* [Objective]: Give the material again in full, matching it exactly.

-- BEGIN Extracted information --

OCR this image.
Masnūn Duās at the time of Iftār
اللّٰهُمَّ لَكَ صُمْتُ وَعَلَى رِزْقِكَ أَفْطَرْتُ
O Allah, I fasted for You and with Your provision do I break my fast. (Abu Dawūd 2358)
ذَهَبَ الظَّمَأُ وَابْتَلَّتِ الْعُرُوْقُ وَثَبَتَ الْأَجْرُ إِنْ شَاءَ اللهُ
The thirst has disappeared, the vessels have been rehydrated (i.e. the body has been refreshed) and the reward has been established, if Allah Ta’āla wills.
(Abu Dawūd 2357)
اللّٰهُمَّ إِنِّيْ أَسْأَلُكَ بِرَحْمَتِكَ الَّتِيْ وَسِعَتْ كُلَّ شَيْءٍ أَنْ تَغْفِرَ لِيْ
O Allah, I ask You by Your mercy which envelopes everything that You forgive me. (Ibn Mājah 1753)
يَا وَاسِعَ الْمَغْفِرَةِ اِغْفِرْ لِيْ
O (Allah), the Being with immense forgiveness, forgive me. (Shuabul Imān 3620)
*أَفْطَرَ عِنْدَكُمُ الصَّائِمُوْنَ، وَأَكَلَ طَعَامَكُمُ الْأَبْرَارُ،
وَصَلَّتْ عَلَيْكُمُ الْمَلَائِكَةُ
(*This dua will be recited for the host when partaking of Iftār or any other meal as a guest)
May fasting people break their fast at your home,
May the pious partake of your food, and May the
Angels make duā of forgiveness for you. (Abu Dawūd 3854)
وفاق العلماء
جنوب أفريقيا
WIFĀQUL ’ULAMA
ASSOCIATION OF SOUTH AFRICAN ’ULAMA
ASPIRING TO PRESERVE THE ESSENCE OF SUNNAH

-- END Extracted information --

* [The result]:
OCR this image.
Masnūn Duās at the time of Iftār
اللّٰهُمَّ لَكَ صُمْتُ وَعَلَى رِزْقِكَ أَفْطَرْتُ
O Allah, I fasted for You and with Your provision do I break my fast. (Abu Dawūd 2358)
ذَهَبَ الظَّمَأُ وَابْتَلَّتِ الْعُرُوْقُ وَثَبَتَ الْأَجْرُ إِنْ شَاءَ اللهُ
The thirst has disappeared, the vessels have been rehydrated (i.e. the body has been refreshed) and the reward has been established, if Allah Ta’āla wills.
(Abu Dawūd 2357)
اللّٰهُمَّ إِنِّيْ أَسْأَلُكَ بِرَحْمَتِكَ الَّتِيْ وَسِعَتْ كُلَّ شَيْءٍ أَنْ تَغْفِرَ لِيْ
O Allah, I ask You by Your mercy which envelopes everything that You forgive me. (Ibn Mājah 1753)
يَا وَاسِعَ الْمَغْفِرَةِ اِغْفِرْ لِيْ
O (Allah), the Being with immense forgiveness, forgive me. (Shuabul Imān 3620)
*أَفْطَرَ عِنْدَكُمُ الصَّائِمُوْنَ، وَأَكَلَ طَعَامَكُمُ الْأَبْرَارُ،
وَصَلَّتْ عَلَيْكُمُ الْمَلَائِكَةُ
(*This dua will be recited for the host when partaking of Iftār or any other meal as a guest)
May fasting people break their fast at your home,
May the pious partake of your food, and May the
Angels make duā of forgiveness for you. (Abu Dawūd 3854)
وفاق العلماء
جنوب أفريقيا
WIFĀQUL ’ULAMA
ASSOCIATION OF SOUTH AFRICAN ’ULAMA
ASPIRING TO PRESERVE THE ESSENCE OF SUNNAH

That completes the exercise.